Find every line in the records below that contains "Malaysia", and copy it.

Top of Given records

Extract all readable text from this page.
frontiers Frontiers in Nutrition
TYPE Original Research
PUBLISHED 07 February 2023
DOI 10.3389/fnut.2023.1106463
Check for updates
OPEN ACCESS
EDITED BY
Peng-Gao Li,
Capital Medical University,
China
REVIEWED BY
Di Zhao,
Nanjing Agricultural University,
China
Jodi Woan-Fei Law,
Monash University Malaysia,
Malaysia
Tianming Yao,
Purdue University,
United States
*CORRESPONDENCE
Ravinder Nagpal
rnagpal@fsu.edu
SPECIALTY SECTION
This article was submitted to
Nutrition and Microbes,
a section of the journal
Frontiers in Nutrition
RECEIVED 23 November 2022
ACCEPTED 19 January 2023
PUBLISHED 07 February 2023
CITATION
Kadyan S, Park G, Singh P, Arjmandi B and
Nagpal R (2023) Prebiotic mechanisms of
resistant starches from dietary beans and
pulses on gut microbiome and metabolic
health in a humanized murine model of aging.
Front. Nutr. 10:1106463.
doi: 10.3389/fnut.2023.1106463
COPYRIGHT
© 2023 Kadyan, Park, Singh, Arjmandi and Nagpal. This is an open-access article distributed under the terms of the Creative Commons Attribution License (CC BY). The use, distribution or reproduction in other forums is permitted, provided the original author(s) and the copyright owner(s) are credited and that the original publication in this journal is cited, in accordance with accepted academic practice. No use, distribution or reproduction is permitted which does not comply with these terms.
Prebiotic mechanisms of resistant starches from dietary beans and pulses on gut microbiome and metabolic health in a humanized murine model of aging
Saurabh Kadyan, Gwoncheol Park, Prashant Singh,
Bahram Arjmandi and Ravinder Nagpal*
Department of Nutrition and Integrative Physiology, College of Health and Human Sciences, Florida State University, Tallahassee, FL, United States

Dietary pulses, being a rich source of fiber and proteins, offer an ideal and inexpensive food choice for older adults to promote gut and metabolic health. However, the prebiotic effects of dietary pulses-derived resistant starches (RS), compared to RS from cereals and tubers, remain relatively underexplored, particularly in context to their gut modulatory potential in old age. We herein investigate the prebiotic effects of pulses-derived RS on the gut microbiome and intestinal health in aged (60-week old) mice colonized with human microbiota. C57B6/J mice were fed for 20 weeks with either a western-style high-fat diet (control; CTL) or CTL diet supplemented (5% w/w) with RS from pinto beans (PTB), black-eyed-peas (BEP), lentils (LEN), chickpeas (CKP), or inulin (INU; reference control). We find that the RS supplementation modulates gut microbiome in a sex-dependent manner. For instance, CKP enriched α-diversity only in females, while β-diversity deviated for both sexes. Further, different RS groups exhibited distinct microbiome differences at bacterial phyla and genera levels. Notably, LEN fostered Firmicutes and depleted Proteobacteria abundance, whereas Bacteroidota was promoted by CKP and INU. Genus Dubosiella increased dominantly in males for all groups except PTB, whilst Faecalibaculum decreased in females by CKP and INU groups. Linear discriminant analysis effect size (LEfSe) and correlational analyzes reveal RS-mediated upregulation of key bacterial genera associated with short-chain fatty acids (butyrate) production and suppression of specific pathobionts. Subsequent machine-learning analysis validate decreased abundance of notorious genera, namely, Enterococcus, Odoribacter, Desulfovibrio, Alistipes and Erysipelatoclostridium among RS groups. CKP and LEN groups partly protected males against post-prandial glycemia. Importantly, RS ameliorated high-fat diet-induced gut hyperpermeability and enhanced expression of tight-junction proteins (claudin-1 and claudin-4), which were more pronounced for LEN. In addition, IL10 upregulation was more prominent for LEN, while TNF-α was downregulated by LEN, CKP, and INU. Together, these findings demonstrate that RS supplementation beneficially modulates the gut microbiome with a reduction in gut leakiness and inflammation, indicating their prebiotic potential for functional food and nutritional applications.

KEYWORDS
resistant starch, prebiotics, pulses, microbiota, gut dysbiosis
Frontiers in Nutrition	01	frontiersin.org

Bottom of Given records

Reply to the task
Monash University Malaysia,
Malaysia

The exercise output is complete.